▶ **Aim**
Could you copy out the listing below line for line, with no changes?

#####

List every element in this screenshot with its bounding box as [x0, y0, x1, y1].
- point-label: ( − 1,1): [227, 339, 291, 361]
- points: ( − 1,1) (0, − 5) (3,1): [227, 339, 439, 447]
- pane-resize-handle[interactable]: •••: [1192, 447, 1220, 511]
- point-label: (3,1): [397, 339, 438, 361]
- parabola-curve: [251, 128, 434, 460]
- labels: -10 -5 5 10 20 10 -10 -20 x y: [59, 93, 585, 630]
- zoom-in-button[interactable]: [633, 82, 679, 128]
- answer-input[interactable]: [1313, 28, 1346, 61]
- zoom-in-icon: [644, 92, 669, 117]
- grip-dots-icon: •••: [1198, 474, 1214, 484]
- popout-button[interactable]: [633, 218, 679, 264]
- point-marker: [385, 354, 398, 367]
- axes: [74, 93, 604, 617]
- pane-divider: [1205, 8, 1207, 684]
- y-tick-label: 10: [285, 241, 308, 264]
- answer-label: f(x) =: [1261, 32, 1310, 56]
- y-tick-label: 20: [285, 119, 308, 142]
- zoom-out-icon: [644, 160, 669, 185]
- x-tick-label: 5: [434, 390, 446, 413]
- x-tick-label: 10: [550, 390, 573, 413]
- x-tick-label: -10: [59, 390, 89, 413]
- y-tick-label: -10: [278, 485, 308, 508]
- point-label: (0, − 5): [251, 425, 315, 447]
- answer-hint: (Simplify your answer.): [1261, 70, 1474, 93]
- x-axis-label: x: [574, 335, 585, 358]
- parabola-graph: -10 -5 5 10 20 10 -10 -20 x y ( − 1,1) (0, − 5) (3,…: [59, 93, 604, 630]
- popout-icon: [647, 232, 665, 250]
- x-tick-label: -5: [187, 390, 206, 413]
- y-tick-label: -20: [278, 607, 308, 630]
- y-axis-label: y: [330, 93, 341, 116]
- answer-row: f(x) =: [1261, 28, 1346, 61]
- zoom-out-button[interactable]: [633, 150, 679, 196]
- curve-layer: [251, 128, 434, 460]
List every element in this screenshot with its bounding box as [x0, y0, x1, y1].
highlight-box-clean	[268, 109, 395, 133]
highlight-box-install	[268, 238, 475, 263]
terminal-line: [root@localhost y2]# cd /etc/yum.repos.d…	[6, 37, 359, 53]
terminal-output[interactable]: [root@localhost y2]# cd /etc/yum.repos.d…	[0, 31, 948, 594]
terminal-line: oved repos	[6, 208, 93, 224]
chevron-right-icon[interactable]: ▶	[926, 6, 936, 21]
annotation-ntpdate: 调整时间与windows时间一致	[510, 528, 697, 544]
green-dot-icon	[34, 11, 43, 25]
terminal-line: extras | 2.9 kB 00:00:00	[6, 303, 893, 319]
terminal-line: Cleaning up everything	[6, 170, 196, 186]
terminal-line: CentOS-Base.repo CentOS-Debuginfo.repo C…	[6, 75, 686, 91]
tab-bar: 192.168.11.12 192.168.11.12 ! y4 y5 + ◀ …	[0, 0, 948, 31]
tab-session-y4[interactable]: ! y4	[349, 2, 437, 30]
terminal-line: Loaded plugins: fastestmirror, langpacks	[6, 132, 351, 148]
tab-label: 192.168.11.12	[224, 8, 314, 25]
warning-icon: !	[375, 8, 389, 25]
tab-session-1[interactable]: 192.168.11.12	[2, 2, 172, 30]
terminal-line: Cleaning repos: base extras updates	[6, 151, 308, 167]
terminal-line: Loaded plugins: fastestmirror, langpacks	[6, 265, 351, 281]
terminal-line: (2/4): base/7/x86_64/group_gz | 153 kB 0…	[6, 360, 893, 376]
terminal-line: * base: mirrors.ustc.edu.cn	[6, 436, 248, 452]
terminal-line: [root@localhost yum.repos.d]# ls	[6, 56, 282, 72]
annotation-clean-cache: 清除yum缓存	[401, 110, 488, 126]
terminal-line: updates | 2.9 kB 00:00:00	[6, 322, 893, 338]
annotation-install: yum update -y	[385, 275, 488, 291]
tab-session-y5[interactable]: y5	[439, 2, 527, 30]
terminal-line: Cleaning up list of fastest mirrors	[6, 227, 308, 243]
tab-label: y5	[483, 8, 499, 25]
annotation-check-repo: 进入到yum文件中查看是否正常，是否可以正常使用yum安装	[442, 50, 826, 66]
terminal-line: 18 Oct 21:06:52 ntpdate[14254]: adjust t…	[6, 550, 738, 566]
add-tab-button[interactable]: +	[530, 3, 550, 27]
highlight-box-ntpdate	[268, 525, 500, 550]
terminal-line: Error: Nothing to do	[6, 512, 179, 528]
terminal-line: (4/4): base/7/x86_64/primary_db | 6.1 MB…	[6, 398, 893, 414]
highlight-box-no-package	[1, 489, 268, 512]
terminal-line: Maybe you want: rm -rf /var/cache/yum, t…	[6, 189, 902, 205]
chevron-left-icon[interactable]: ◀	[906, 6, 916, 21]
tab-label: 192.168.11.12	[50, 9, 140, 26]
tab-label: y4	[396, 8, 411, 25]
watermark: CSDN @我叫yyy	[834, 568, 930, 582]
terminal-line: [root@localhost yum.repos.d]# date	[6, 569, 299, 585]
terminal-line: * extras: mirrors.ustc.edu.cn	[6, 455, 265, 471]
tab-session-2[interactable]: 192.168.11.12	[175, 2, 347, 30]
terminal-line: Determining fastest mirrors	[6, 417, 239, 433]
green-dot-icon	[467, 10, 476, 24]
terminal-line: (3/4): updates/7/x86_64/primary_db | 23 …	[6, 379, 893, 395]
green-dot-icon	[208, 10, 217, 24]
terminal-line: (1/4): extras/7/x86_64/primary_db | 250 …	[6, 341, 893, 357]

#####

▶ **Exercise response**
List every element in this screenshot with its bounding box as [x0, y0, x1, y1].
- point-label: ( − 1,1): [227, 339, 291, 361]
- points: ( − 1,1) (0, − 5) (3,1): [227, 339, 439, 447]
- pane-resize-handle[interactable]: •••: [1192, 447, 1220, 511]
- point-label: (3,1): [397, 339, 438, 361]
- parabola-curve: [251, 128, 434, 460]
- labels: -10 -5 5 10 20 10 -10 -20 x y: [59, 93, 585, 630]
- zoom-in-button[interactable]: [633, 82, 679, 128]
- answer-input[interactable]: [1313, 28, 1346, 61]
- zoom-in-icon: [644, 92, 669, 117]
- grip-dots-icon: •••: [1198, 474, 1214, 484]
- popout-button[interactable]: [633, 218, 679, 264]
- point-marker: [385, 354, 398, 367]
- axes: [74, 93, 604, 617]
- pane-divider: [1205, 8, 1207, 684]
- y-tick-label: 10: [285, 241, 308, 264]
- answer-label: f(x) =: [1261, 32, 1310, 56]
- y-tick-label: 20: [285, 119, 308, 142]
- zoom-out-icon: [644, 160, 669, 185]
- x-tick-label: 5: [434, 390, 446, 413]
- x-tick-label: 10: [550, 390, 573, 413]
- x-tick-label: -10: [59, 390, 89, 413]
- y-tick-label: -10: [278, 485, 308, 508]
- point-label: (0, − 5): [251, 425, 315, 447]
- answer-hint: (Simplify your answer.): [1261, 70, 1474, 93]
- x-axis-label: x: [574, 335, 585, 358]
- parabola-graph: -10 -5 5 10 20 10 -10 -20 x y ( − 1,1) (0, − 5) (3,…: [59, 93, 604, 630]
- popout-icon: [647, 232, 665, 250]
- x-tick-label: -5: [187, 390, 206, 413]
- y-tick-label: -20: [278, 607, 308, 630]
- y-axis-label: y: [330, 93, 341, 116]
- answer-row: f(x) =: [1261, 28, 1346, 61]
- zoom-out-button[interactable]: [633, 150, 679, 196]
- curve-layer: [251, 128, 434, 460]
List every element in this screenshot with its bounding box as [x0, y0, x1, y1].
highlight-box-clean	[268, 109, 395, 133]
highlight-box-install	[268, 238, 475, 263]
terminal-line: [root@localhost y2]# cd /etc/yum.repos.d…	[6, 37, 359, 53]
terminal-output[interactable]: [root@localhost y2]# cd /etc/yum.repos.d…	[0, 31, 948, 594]
terminal-line: oved repos	[6, 208, 93, 224]
chevron-right-icon[interactable]: ▶	[926, 6, 936, 21]
annotation-ntpdate: 调整时间与windows时间一致	[510, 528, 697, 544]
green-dot-icon	[34, 11, 43, 25]
terminal-line: extras | 2.9 kB 00:00:00	[6, 303, 893, 319]
terminal-line: Cleaning up everything	[6, 170, 196, 186]
terminal-line: CentOS-Base.repo CentOS-Debuginfo.repo C…	[6, 75, 686, 91]
tab-bar: 192.168.11.12 192.168.11.12 ! y4 y5 + ◀ …	[0, 0, 948, 31]
tab-session-y4[interactable]: ! y4	[349, 2, 437, 30]
terminal-line: Loaded plugins: fastestmirror, langpacks	[6, 132, 351, 148]
tab-label: 192.168.11.12	[224, 8, 314, 25]
warning-icon: !	[375, 8, 389, 25]
tab-session-1[interactable]: 192.168.11.12	[2, 2, 172, 30]
terminal-line: Cleaning repos: base extras updates	[6, 151, 308, 167]
terminal-line: Loaded plugins: fastestmirror, langpacks	[6, 265, 351, 281]
terminal-line: (2/4): base/7/x86_64/group_gz | 153 kB 0…	[6, 360, 893, 376]
terminal-line: * base: mirrors.ustc.edu.cn	[6, 436, 248, 452]
terminal-line: [root@localhost yum.repos.d]# ls	[6, 56, 282, 72]
annotation-clean-cache: 清除yum缓存	[401, 110, 488, 126]
terminal-line: updates | 2.9 kB 00:00:00	[6, 322, 893, 338]
annotation-install: yum update -y	[385, 275, 488, 291]
tab-session-y5[interactable]: y5	[439, 2, 527, 30]
terminal-line: Cleaning up list of fastest mirrors	[6, 227, 308, 243]
tab-label: y5	[483, 8, 499, 25]
annotation-check-repo: 进入到yum文件中查看是否正常，是否可以正常使用yum安装	[442, 50, 826, 66]
terminal-line: 18 Oct 21:06:52 ntpdate[14254]: adjust t…	[6, 550, 738, 566]
add-tab-button[interactable]: +	[530, 3, 550, 27]
highlight-box-ntpdate	[268, 525, 500, 550]
terminal-line: Error: Nothing to do	[6, 512, 179, 528]
terminal-line: (4/4): base/7/x86_64/primary_db | 6.1 MB…	[6, 398, 893, 414]
highlight-box-no-package	[1, 489, 268, 512]
terminal-line: Maybe you want: rm -rf /var/cache/yum, t…	[6, 189, 902, 205]
chevron-left-icon[interactable]: ◀	[906, 6, 916, 21]
tab-label: 192.168.11.12	[50, 9, 140, 26]
tab-label: y4	[396, 8, 411, 25]
watermark: CSDN @我叫yyy	[834, 568, 930, 582]
terminal-line: [root@localhost yum.repos.d]# date	[6, 569, 299, 585]
terminal-line: * extras: mirrors.ustc.edu.cn	[6, 455, 265, 471]
tab-session-2[interactable]: 192.168.11.12	[175, 2, 347, 30]
terminal-line: Determining fastest mirrors	[6, 417, 239, 433]
green-dot-icon	[467, 10, 476, 24]
terminal-line: (3/4): updates/7/x86_64/primary_db | 23 …	[6, 379, 893, 395]
green-dot-icon	[208, 10, 217, 24]
terminal-line: (1/4): extras/7/x86_64/primary_db | 250 …	[6, 341, 893, 357]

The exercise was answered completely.